EXERCISE TASK:
Reproduce each line of the records below verbatim, without any changes.

PROVIDED DATA:
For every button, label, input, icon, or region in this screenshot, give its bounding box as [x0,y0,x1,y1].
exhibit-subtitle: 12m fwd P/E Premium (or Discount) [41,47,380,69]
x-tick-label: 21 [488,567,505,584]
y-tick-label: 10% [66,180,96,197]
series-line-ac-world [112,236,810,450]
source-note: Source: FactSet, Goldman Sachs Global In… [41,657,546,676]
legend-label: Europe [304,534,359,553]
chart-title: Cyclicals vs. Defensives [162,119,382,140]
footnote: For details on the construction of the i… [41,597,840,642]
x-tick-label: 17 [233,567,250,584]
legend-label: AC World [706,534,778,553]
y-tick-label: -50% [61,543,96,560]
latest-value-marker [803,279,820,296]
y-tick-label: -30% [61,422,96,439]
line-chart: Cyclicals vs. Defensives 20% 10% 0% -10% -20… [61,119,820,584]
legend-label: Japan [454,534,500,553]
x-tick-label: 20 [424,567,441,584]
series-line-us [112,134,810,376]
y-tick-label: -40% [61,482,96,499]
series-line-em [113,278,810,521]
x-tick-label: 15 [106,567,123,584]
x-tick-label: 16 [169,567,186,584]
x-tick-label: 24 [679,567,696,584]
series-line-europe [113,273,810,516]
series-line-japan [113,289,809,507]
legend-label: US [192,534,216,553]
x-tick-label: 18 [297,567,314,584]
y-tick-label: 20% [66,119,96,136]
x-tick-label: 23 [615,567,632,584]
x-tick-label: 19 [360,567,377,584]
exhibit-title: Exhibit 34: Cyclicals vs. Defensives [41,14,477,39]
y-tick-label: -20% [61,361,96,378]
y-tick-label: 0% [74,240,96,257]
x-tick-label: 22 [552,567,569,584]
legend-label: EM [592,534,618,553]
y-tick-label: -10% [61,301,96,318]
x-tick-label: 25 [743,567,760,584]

OUTPUT OF THE EXERCISE:
For every button, label, input, icon, or region in this screenshot, give its bounding box as [x0,y0,x1,y1].
exhibit-subtitle: 12m fwd P/E Premium (or Discount) [41,47,380,69]
x-tick-label: 21 [488,567,505,584]
y-tick-label: 10% [66,180,96,197]
series-line-ac-world [112,236,810,450]
source-note: Source: FactSet, Goldman Sachs Global In… [41,657,546,676]
legend-label: Europe [304,534,359,553]
chart-title: Cyclicals vs. Defensives [162,119,382,140]
footnote: For details on the construction of the i… [41,597,840,642]
x-tick-label: 17 [233,567,250,584]
legend-label: AC World [706,534,778,553]
y-tick-label: -50% [61,543,96,560]
latest-value-marker [803,279,820,296]
y-tick-label: -30% [61,422,96,439]
line-chart: Cyclicals vs. Defensives 20% 10% 0% -10% -20… [61,119,820,584]
legend-label: Japan [454,534,500,553]
x-tick-label: 20 [424,567,441,584]
series-line-us [112,134,810,376]
y-tick-label: -40% [61,482,96,499]
series-line-em [113,278,810,521]
x-tick-label: 15 [106,567,123,584]
x-tick-label: 16 [169,567,186,584]
x-tick-label: 24 [679,567,696,584]
series-line-europe [113,273,810,516]
series-line-japan [113,289,809,507]
legend-label: US [192,534,216,553]
x-tick-label: 18 [297,567,314,584]
y-tick-label: 20% [66,119,96,136]
x-tick-label: 23 [615,567,632,584]
x-tick-label: 19 [360,567,377,584]
exhibit-title: Exhibit 34: Cyclicals vs. Defensives [41,14,477,39]
y-tick-label: -20% [61,361,96,378]
y-tick-label: 0% [74,240,96,257]
x-tick-label: 22 [552,567,569,584]
legend-label: EM [592,534,618,553]
y-tick-label: -10% [61,301,96,318]
x-tick-label: 25 [743,567,760,584]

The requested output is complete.